Stored items:
····················
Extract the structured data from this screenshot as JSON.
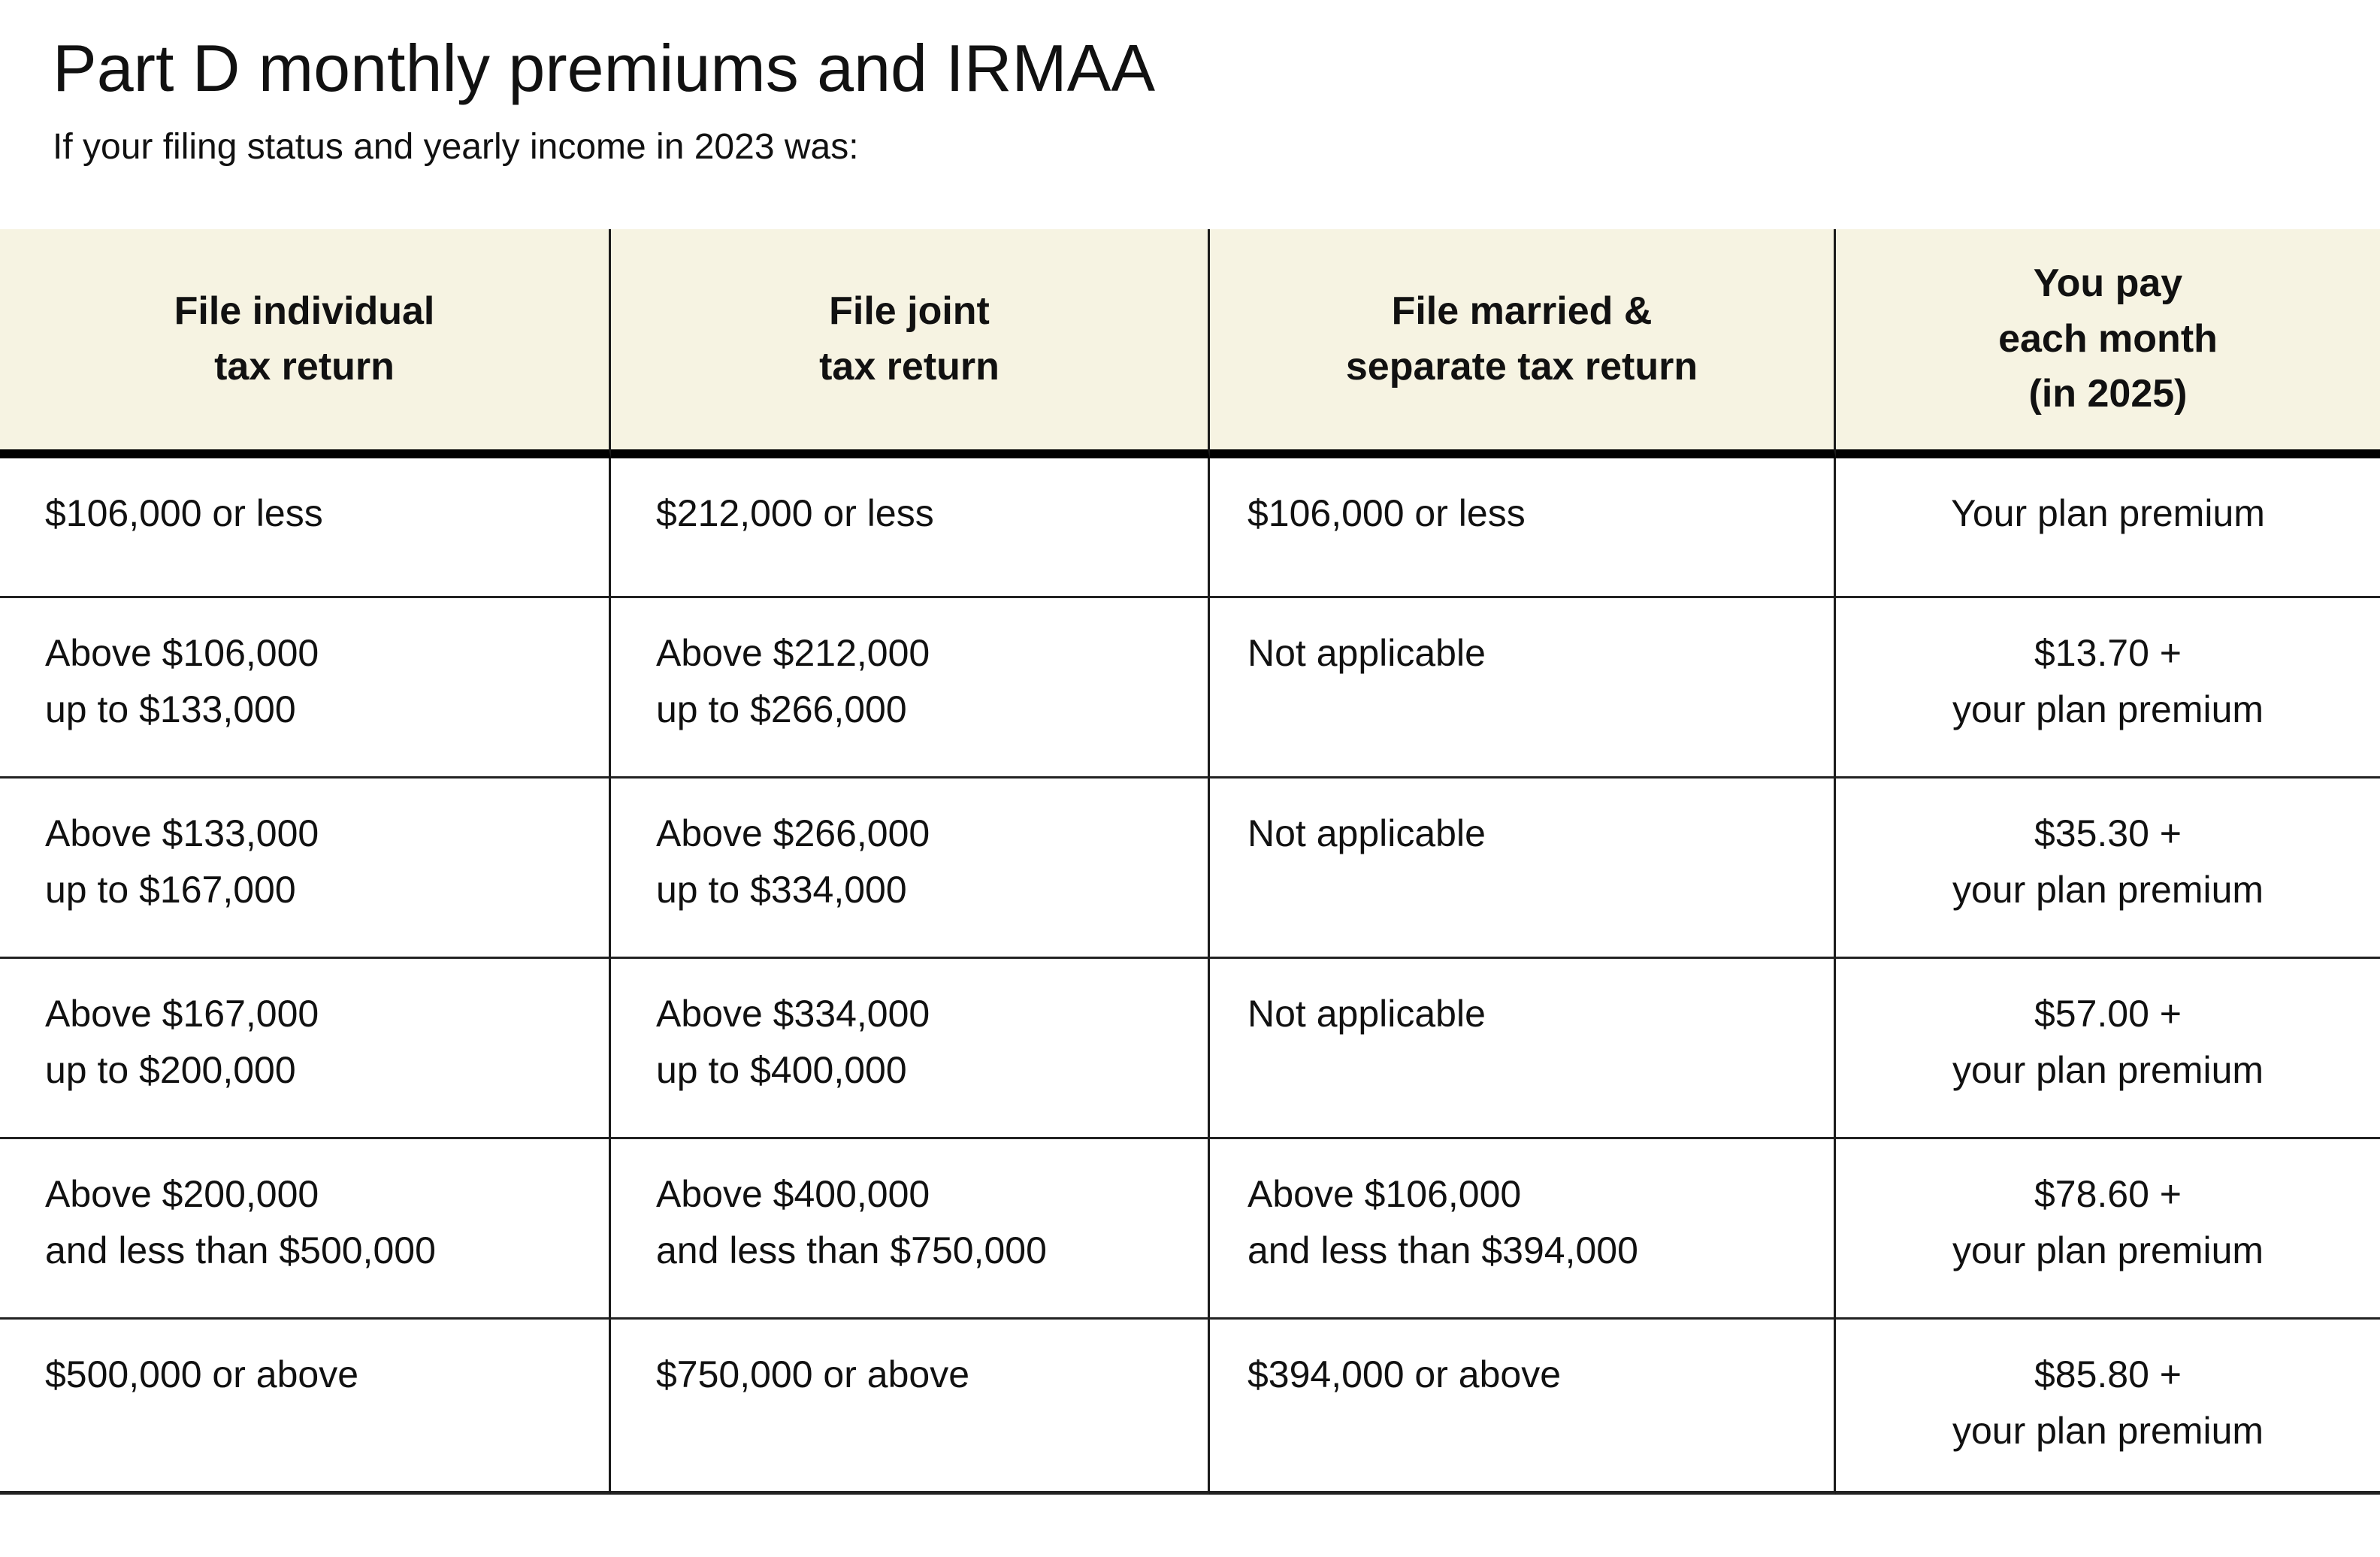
{
  "title": "Part D monthly premiums and IRMAA",
  "subtitle": "If your filing status and yearly income in 2023 was:",
  "colors": {
    "header_bg": "#f6f3e2",
    "text": "#111111"
  },
  "table": {
    "columns": [
      "File individual\ntax return",
      "File joint\ntax return",
      "File married &\nseparate tax return",
      "You pay\neach month\n(in 2025)"
    ],
    "rows": [
      [
        "$106,000 or less",
        "$212,000 or less",
        "$106,000 or less",
        "Your plan premium"
      ],
      [
        "Above $106,000\nup to $133,000",
        "Above $212,000\nup to $266,000",
        "Not applicable",
        "$13.70 +\nyour plan premium"
      ],
      [
        "Above $133,000\nup to $167,000",
        "Above $266,000\nup to $334,000",
        "Not applicable",
        "$35.30 +\nyour plan premium"
      ],
      [
        "Above $167,000\nup to $200,000",
        "Above $334,000\nup to $400,000",
        "Not applicable",
        "$57.00 +\nyour plan premium"
      ],
      [
        "Above $200,000\nand less than $500,000",
        "Above $400,000\nand less than $750,000",
        "Above $106,000\nand less than $394,000",
        "$78.60 +\nyour plan premium"
      ],
      [
        "$500,000 or above",
        "$750,000 or above",
        "$394,000 or above",
        "$85.80 +\nyour plan premium"
      ]
    ]
  }
}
····················
Aim of the task:
Give the data again exactly as written, with all pictures left out.

Solution:
Extract the structured data from this screenshot as JSON.
{
  "title": "Part D monthly premiums and IRMAA",
  "subtitle": "If your filing status and yearly income in 2023 was:",
  "colors": {
    "header_bg": "#f6f3e2",
    "text": "#111111"
  },
  "table": {
    "columns": [
      "File individual\ntax return",
      "File joint\ntax return",
      "File married &\nseparate tax return",
      "You pay\neach month\n(in 2025)"
    ],
    "rows": [
      [
        "$106,000 or less",
        "$212,000 or less",
        "$106,000 or less",
        "Your plan premium"
      ],
      [
        "Above $106,000\nup to $133,000",
        "Above $212,000\nup to $266,000",
        "Not applicable",
        "$13.70 +\nyour plan premium"
      ],
      [
        "Above $133,000\nup to $167,000",
        "Above $266,000\nup to $334,000",
        "Not applicable",
        "$35.30 +\nyour plan premium"
      ],
      [
        "Above $167,000\nup to $200,000",
        "Above $334,000\nup to $400,000",
        "Not applicable",
        "$57.00 +\nyour plan premium"
      ],
      [
        "Above $200,000\nand less than $500,000",
        "Above $400,000\nand less than $750,000",
        "Above $106,000\nand less than $394,000",
        "$78.60 +\nyour plan premium"
      ],
      [
        "$500,000 or above",
        "$750,000 or above",
        "$394,000 or above",
        "$85.80 +\nyour plan premium"
      ]
    ]
  }
}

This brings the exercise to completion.